• [THE PROBLEM] Pull out every line from the listing that has the word "νερών".

Data items
================

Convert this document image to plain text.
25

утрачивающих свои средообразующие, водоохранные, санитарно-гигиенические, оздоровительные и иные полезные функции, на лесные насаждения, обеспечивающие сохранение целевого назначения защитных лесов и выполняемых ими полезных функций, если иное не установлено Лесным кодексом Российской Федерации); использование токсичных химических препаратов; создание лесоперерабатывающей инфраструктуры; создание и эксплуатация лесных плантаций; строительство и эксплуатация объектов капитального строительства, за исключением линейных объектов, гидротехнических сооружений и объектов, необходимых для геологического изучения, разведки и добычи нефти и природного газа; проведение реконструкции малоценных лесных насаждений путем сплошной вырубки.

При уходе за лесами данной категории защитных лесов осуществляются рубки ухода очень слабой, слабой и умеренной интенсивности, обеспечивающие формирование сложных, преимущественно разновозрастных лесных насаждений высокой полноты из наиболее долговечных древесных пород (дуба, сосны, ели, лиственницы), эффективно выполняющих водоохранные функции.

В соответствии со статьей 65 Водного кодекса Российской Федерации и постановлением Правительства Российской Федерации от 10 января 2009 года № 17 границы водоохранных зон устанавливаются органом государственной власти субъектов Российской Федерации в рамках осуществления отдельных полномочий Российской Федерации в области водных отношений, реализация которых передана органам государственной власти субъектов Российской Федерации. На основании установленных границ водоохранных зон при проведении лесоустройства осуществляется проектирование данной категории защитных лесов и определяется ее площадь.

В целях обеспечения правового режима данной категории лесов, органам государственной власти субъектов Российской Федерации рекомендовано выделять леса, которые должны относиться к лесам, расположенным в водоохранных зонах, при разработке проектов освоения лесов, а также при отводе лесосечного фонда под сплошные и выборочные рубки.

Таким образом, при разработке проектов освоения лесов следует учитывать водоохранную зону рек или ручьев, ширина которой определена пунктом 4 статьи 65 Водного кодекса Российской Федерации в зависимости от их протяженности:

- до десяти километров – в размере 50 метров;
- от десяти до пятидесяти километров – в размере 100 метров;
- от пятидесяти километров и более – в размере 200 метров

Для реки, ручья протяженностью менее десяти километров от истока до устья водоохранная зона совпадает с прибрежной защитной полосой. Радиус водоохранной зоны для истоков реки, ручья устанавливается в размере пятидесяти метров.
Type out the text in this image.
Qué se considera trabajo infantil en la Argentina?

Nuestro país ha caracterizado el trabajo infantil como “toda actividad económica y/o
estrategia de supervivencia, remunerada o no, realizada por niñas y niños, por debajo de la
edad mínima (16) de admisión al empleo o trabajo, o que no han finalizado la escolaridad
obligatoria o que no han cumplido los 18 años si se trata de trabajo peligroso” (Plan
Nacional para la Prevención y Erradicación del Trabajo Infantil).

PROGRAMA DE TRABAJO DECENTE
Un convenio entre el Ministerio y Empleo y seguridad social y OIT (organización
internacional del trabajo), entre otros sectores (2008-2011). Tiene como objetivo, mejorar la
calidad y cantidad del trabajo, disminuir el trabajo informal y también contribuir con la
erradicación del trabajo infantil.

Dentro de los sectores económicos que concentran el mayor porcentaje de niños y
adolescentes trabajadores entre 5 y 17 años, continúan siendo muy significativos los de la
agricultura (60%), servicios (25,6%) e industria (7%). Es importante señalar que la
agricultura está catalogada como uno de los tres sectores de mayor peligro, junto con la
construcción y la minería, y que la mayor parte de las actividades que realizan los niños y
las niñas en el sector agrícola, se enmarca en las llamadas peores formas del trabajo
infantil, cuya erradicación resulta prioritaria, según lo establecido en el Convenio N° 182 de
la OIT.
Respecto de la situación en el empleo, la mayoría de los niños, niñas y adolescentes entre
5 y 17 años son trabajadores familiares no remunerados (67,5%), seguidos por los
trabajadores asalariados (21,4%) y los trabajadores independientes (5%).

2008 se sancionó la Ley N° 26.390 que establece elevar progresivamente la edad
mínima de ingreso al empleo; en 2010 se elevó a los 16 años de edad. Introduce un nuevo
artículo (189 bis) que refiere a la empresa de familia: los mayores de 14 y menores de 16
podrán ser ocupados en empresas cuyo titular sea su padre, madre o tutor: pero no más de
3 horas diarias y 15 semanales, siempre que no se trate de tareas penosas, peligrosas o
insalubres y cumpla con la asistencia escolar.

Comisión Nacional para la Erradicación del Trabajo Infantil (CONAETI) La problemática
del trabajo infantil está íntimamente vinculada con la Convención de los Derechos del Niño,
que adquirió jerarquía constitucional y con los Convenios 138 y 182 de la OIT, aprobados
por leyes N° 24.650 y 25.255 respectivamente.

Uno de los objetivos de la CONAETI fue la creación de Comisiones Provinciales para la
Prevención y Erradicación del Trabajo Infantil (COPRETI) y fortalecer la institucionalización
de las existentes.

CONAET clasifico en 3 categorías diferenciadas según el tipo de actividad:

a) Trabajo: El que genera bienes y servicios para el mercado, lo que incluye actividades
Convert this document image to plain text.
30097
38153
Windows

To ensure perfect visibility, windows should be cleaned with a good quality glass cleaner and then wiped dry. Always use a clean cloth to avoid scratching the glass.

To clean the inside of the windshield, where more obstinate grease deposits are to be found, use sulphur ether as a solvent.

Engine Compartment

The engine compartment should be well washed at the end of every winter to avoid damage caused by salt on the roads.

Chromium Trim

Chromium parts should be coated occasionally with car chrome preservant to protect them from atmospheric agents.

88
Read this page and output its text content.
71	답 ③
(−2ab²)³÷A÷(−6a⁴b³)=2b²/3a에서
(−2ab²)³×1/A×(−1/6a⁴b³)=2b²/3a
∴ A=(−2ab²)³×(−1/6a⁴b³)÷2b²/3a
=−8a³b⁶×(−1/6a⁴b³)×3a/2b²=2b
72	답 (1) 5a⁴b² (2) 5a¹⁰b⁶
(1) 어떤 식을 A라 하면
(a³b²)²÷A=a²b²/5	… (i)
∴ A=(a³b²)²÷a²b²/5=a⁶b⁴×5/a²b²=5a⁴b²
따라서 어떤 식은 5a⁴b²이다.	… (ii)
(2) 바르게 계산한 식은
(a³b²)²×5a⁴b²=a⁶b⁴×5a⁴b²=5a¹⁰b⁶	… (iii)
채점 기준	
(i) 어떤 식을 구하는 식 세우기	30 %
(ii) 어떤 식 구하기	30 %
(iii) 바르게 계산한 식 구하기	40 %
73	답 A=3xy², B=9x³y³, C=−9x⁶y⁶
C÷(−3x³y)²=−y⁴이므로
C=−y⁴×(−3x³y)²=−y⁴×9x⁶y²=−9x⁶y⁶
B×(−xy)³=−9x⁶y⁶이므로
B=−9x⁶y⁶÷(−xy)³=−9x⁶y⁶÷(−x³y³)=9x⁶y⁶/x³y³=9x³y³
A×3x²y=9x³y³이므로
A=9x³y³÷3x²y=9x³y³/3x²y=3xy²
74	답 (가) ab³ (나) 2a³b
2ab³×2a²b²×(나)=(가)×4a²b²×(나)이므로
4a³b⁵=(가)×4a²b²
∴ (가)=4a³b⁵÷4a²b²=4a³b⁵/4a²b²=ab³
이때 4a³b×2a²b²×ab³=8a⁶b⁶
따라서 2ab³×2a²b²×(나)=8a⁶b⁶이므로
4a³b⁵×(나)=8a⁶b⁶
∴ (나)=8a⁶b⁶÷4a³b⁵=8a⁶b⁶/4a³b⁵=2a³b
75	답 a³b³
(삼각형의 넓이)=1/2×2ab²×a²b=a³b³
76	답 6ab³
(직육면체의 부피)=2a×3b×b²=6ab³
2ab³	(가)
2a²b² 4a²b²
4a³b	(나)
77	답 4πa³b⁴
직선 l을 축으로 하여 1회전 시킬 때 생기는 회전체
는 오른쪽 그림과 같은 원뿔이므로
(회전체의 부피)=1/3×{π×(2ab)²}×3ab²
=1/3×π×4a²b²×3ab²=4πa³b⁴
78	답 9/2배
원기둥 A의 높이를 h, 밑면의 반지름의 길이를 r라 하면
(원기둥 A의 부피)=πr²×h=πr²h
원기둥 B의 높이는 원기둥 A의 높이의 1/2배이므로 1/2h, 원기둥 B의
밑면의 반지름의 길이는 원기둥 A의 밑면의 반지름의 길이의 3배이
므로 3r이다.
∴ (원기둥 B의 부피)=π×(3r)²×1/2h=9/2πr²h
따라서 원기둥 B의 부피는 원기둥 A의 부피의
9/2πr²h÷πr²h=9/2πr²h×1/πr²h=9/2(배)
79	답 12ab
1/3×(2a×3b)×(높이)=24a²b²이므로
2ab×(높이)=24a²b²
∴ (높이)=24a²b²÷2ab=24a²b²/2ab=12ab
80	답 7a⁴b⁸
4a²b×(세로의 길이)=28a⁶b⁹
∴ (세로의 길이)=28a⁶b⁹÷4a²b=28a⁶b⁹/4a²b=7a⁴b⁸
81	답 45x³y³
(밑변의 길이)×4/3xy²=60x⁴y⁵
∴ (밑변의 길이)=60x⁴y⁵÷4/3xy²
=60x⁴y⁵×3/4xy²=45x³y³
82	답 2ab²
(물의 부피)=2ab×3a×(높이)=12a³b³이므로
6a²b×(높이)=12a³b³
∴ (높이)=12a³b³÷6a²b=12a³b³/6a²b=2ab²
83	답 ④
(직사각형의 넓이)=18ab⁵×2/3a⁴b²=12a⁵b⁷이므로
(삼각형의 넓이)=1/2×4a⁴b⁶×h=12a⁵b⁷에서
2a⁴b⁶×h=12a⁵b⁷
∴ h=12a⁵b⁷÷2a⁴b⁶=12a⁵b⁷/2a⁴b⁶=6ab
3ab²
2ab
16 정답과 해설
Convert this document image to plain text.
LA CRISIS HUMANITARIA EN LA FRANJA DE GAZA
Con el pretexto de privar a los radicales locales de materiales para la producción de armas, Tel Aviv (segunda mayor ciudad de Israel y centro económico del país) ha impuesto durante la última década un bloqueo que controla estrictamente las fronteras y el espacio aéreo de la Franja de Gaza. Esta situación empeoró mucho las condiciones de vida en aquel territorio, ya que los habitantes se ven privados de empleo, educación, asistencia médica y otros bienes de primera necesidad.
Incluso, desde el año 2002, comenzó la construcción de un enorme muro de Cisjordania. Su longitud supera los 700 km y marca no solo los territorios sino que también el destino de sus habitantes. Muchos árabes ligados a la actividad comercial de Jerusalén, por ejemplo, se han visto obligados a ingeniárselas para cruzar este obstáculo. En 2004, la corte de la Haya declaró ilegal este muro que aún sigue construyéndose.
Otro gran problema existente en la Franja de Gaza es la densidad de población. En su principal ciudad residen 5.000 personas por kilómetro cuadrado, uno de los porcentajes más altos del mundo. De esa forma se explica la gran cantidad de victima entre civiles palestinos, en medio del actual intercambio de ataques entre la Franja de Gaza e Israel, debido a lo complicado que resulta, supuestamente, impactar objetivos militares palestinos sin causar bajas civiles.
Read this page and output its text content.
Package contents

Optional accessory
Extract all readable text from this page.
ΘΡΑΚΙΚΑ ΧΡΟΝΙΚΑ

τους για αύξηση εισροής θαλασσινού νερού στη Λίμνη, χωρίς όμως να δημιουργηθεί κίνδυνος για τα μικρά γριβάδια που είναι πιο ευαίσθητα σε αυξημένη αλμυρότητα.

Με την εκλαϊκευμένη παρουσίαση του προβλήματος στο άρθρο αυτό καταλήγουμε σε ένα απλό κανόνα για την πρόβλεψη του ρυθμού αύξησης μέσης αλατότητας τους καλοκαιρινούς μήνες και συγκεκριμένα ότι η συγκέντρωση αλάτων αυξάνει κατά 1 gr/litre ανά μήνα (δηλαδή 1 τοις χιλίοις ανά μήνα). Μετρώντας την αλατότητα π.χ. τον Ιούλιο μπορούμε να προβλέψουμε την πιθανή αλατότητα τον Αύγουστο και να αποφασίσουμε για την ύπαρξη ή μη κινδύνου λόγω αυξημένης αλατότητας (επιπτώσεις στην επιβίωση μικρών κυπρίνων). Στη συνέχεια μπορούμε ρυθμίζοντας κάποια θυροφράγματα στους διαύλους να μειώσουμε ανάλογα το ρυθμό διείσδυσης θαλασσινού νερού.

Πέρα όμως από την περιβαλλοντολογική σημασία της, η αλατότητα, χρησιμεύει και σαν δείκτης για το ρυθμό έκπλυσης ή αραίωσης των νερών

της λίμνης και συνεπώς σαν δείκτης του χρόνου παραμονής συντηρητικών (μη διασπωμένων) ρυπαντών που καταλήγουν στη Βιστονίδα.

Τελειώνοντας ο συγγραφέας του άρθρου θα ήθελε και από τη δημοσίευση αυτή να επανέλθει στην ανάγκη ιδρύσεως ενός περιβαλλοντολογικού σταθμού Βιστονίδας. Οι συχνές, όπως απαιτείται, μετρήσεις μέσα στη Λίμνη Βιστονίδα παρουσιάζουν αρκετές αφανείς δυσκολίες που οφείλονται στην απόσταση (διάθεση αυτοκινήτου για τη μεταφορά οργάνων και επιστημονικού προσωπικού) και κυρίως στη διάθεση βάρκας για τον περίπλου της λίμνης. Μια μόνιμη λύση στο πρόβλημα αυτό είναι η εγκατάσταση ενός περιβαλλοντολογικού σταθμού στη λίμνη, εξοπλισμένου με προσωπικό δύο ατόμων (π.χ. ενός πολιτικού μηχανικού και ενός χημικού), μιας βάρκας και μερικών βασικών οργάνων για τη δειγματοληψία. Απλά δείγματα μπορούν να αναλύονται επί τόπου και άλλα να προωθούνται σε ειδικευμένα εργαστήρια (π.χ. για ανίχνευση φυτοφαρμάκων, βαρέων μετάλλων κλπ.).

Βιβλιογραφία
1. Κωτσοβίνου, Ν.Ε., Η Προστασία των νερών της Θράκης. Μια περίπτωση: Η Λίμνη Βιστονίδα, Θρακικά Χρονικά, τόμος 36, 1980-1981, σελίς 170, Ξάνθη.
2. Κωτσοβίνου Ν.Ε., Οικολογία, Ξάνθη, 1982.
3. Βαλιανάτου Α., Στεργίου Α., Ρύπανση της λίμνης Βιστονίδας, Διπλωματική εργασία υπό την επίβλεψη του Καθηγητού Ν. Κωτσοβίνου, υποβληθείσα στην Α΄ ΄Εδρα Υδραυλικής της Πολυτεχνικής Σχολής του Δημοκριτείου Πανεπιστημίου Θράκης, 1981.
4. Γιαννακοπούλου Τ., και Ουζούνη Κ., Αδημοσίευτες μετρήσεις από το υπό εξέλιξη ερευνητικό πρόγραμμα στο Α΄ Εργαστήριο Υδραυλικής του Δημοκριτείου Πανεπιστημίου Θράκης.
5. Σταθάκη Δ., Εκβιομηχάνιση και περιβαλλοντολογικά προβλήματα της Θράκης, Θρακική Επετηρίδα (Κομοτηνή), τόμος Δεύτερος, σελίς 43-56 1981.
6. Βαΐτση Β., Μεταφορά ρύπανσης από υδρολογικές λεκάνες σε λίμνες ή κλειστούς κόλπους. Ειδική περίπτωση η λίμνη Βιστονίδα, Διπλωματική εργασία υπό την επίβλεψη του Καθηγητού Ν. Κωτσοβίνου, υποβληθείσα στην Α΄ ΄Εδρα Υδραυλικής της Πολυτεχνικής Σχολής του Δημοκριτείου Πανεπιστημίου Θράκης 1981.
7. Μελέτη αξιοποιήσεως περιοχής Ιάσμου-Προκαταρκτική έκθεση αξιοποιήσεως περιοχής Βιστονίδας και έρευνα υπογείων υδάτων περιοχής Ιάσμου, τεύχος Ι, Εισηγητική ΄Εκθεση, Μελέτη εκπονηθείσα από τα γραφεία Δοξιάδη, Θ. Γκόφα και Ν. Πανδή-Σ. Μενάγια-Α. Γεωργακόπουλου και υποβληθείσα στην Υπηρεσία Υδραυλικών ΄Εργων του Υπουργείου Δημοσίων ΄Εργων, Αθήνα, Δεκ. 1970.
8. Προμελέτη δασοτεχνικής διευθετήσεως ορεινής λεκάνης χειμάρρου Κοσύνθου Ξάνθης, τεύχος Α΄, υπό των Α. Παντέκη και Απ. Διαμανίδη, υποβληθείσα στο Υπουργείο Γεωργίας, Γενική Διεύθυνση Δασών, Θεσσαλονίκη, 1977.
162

================

• [SOLUTION TO THE EXERCISE]
Πέρα όμως από την περιβαλλοντολογική σημασία της, η αλατότητα, χρησιμεύει και σαν δείκτης για το ρυθμό έκπλυσης ή αραίωσης των νερών
1. Κωτσοβίνου, Ν.Ε., Η Προστασία των νερών της Θράκης. Μια περίπτωση: Η Λίμνη Βιστονίδα, Θρακικά Χρονικά, τόμος 36, 1980-1981, σελίς 170, Ξάνθη.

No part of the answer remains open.